**GIVEN DATA:**

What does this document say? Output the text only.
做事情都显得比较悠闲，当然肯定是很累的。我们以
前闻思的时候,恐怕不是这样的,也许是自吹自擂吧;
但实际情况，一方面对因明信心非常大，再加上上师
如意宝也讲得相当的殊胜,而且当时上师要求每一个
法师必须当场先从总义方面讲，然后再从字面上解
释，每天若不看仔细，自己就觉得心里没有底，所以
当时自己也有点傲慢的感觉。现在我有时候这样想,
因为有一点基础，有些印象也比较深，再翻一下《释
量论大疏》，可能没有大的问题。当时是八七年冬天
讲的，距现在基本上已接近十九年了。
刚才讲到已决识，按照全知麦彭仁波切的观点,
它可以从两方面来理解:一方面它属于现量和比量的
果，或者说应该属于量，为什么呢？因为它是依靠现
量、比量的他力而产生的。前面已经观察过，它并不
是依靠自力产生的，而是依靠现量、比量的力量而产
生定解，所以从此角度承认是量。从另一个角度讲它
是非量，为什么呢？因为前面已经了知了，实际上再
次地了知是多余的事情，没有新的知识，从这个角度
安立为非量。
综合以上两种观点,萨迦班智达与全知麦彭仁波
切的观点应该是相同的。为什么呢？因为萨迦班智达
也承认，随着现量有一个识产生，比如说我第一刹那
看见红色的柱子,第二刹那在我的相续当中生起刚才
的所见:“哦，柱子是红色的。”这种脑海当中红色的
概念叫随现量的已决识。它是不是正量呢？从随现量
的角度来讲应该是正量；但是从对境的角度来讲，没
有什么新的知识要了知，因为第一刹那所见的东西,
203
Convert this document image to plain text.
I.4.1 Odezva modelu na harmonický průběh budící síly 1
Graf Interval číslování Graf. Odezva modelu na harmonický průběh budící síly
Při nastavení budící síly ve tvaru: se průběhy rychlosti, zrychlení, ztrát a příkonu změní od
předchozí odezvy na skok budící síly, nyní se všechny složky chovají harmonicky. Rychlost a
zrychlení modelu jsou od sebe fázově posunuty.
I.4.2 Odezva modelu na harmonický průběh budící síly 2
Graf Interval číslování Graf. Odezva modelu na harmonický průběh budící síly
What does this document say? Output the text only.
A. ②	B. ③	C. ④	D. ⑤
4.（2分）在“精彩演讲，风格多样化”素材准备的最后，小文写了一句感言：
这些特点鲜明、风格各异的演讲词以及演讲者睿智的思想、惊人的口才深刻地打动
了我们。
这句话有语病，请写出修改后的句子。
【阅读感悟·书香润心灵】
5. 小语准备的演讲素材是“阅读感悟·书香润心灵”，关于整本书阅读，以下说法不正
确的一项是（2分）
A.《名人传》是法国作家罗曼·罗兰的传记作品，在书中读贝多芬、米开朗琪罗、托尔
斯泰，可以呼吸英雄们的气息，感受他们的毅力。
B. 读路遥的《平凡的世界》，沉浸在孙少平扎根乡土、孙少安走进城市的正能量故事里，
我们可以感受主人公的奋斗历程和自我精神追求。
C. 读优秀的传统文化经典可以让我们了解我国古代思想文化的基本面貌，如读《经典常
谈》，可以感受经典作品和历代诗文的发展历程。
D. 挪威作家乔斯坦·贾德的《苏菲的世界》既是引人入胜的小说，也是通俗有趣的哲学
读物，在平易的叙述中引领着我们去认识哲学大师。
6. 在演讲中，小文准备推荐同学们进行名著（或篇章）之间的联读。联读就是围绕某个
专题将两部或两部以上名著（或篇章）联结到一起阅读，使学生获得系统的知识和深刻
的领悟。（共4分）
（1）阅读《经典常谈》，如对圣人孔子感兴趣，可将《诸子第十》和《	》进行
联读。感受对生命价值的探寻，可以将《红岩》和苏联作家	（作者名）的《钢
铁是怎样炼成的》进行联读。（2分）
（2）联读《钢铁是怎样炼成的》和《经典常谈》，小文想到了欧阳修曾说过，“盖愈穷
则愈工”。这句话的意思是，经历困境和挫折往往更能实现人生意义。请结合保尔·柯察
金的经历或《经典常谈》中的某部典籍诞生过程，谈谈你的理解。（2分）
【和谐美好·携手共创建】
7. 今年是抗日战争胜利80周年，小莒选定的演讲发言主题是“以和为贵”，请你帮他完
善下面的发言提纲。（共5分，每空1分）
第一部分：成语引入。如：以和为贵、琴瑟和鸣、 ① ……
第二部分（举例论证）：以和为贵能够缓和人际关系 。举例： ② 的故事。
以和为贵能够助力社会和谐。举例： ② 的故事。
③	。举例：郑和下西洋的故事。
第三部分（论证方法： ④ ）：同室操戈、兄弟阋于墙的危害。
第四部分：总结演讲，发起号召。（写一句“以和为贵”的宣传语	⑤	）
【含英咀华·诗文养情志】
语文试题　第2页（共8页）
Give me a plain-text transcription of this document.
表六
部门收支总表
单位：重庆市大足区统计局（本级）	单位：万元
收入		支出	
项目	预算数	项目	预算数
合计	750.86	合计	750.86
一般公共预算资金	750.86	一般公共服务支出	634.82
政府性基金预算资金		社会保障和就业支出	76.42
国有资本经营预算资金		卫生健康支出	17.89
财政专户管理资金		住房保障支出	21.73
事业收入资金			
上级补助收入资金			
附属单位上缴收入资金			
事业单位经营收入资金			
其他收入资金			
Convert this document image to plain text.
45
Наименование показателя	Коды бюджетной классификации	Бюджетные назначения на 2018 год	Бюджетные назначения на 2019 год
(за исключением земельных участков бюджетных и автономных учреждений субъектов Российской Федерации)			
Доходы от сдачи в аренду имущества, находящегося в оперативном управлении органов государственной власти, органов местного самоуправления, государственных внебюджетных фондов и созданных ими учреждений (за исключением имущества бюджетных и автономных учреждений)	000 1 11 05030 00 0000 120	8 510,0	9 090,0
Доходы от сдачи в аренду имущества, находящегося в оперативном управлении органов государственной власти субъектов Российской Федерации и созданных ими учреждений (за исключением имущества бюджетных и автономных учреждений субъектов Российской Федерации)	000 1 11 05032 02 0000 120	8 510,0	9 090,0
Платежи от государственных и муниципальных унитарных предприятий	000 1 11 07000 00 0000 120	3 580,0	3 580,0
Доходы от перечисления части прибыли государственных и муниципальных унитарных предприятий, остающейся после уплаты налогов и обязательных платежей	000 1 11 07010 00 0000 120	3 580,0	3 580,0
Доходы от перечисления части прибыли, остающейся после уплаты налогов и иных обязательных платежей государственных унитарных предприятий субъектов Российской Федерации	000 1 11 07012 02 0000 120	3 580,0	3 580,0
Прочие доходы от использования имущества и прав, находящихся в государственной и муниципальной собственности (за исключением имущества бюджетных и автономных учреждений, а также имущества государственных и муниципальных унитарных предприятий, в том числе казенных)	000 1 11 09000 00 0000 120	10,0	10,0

**TASK DESCRIPTION:**
Output the listing above word for word.

**SOLUTION:**
What does this document say? Output the text only.
做事情都显得比较悠闲，当然肯定是很累的。我们以
前闻思的时候,恐怕不是这样的,也许是自吹自擂吧;
但实际情况，一方面对因明信心非常大，再加上上师
如意宝也讲得相当的殊胜,而且当时上师要求每一个
法师必须当场先从总义方面讲，然后再从字面上解
释，每天若不看仔细，自己就觉得心里没有底，所以
当时自己也有点傲慢的感觉。现在我有时候这样想,
因为有一点基础，有些印象也比较深，再翻一下《释
量论大疏》，可能没有大的问题。当时是八七年冬天
讲的，距现在基本上已接近十九年了。
刚才讲到已决识，按照全知麦彭仁波切的观点,
它可以从两方面来理解:一方面它属于现量和比量的
果，或者说应该属于量，为什么呢？因为它是依靠现
量、比量的他力而产生的。前面已经观察过，它并不
是依靠自力产生的，而是依靠现量、比量的力量而产
生定解，所以从此角度承认是量。从另一个角度讲它
是非量，为什么呢？因为前面已经了知了，实际上再
次地了知是多余的事情，没有新的知识，从这个角度
安立为非量。
综合以上两种观点,萨迦班智达与全知麦彭仁波
切的观点应该是相同的。为什么呢？因为萨迦班智达
也承认，随着现量有一个识产生，比如说我第一刹那
看见红色的柱子,第二刹那在我的相续当中生起刚才
的所见:“哦，柱子是红色的。”这种脑海当中红色的
概念叫随现量的已决识。它是不是正量呢？从随现量
的角度来讲应该是正量；但是从对境的角度来讲，没
有什么新的知识要了知，因为第一刹那所见的东西,
203
Convert this document image to plain text.
I.4.1 Odezva modelu na harmonický průběh budící síly 1
Graf Interval číslování Graf. Odezva modelu na harmonický průběh budící síly
Při nastavení budící síly ve tvaru: se průběhy rychlosti, zrychlení, ztrát a příkonu změní od
předchozí odezvy na skok budící síly, nyní se všechny složky chovají harmonicky. Rychlost a
zrychlení modelu jsou od sebe fázově posunuty.
I.4.2 Odezva modelu na harmonický průběh budící síly 2
Graf Interval číslování Graf. Odezva modelu na harmonický průběh budící síly
What does this document say? Output the text only.
A. ②	B. ③	C. ④	D. ⑤
4.（2分）在“精彩演讲，风格多样化”素材准备的最后，小文写了一句感言：
这些特点鲜明、风格各异的演讲词以及演讲者睿智的思想、惊人的口才深刻地打动
了我们。
这句话有语病，请写出修改后的句子。
【阅读感悟·书香润心灵】
5. 小语准备的演讲素材是“阅读感悟·书香润心灵”，关于整本书阅读，以下说法不正
确的一项是（2分）
A.《名人传》是法国作家罗曼·罗兰的传记作品，在书中读贝多芬、米开朗琪罗、托尔
斯泰，可以呼吸英雄们的气息，感受他们的毅力。
B. 读路遥的《平凡的世界》，沉浸在孙少平扎根乡土、孙少安走进城市的正能量故事里，
我们可以感受主人公的奋斗历程和自我精神追求。
C. 读优秀的传统文化经典可以让我们了解我国古代思想文化的基本面貌，如读《经典常
谈》，可以感受经典作品和历代诗文的发展历程。
D. 挪威作家乔斯坦·贾德的《苏菲的世界》既是引人入胜的小说，也是通俗有趣的哲学
读物，在平易的叙述中引领着我们去认识哲学大师。
6. 在演讲中，小文准备推荐同学们进行名著（或篇章）之间的联读。联读就是围绕某个
专题将两部或两部以上名著（或篇章）联结到一起阅读，使学生获得系统的知识和深刻
的领悟。（共4分）
（1）阅读《经典常谈》，如对圣人孔子感兴趣，可将《诸子第十》和《	》进行
联读。感受对生命价值的探寻，可以将《红岩》和苏联作家	（作者名）的《钢
铁是怎样炼成的》进行联读。（2分）
（2）联读《钢铁是怎样炼成的》和《经典常谈》，小文想到了欧阳修曾说过，“盖愈穷
则愈工”。这句话的意思是，经历困境和挫折往往更能实现人生意义。请结合保尔·柯察
金的经历或《经典常谈》中的某部典籍诞生过程，谈谈你的理解。（2分）
【和谐美好·携手共创建】
7. 今年是抗日战争胜利80周年，小莒选定的演讲发言主题是“以和为贵”，请你帮他完
善下面的发言提纲。（共5分，每空1分）
第一部分：成语引入。如：以和为贵、琴瑟和鸣、 ① ……
第二部分（举例论证）：以和为贵能够缓和人际关系 。举例： ② 的故事。
以和为贵能够助力社会和谐。举例： ② 的故事。
③	。举例：郑和下西洋的故事。
第三部分（论证方法： ④ ）：同室操戈、兄弟阋于墙的危害。
第四部分：总结演讲，发起号召。（写一句“以和为贵”的宣传语	⑤	）
【含英咀华·诗文养情志】
语文试题　第2页（共8页）
Give me a plain-text transcription of this document.
表六
部门收支总表
单位：重庆市大足区统计局（本级）	单位：万元
收入		支出	
项目	预算数	项目	预算数
合计	750.86	合计	750.86
一般公共预算资金	750.86	一般公共服务支出	634.82
政府性基金预算资金		社会保障和就业支出	76.42
国有资本经营预算资金		卫生健康支出	17.89
财政专户管理资金		住房保障支出	21.73
事业收入资金			
上级补助收入资金			
附属单位上缴收入资金			
事业单位经营收入资金			
其他收入资金			
Convert this document image to plain text.
45
Наименование показателя	Коды бюджетной классификации	Бюджетные назначения на 2018 год	Бюджетные назначения на 2019 год
(за исключением земельных участков бюджетных и автономных учреждений субъектов Российской Федерации)			
Доходы от сдачи в аренду имущества, находящегося в оперативном управлении органов государственной власти, органов местного самоуправления, государственных внебюджетных фондов и созданных ими учреждений (за исключением имущества бюджетных и автономных учреждений)	000 1 11 05030 00 0000 120	8 510,0	9 090,0
Доходы от сдачи в аренду имущества, находящегося в оперативном управлении органов государственной власти субъектов Российской Федерации и созданных ими учреждений (за исключением имущества бюджетных и автономных учреждений субъектов Российской Федерации)	000 1 11 05032 02 0000 120	8 510,0	9 090,0
Платежи от государственных и муниципальных унитарных предприятий	000 1 11 07000 00 0000 120	3 580,0	3 580,0
Доходы от перечисления части прибыли государственных и муниципальных унитарных предприятий, остающейся после уплаты налогов и обязательных платежей	000 1 11 07010 00 0000 120	3 580,0	3 580,0
Доходы от перечисления части прибыли, остающейся после уплаты налогов и иных обязательных платежей государственных унитарных предприятий субъектов Российской Федерации	000 1 11 07012 02 0000 120	3 580,0	3 580,0
Прочие доходы от использования имущества и прав, находящихся в государственной и муниципальной собственности (за исключением имущества бюджетных и автономных учреждений, а также имущества государственных и муниципальных унитарных предприятий, в том числе казенных)	000 1 11 09000 00 0000 120	10,0	10,0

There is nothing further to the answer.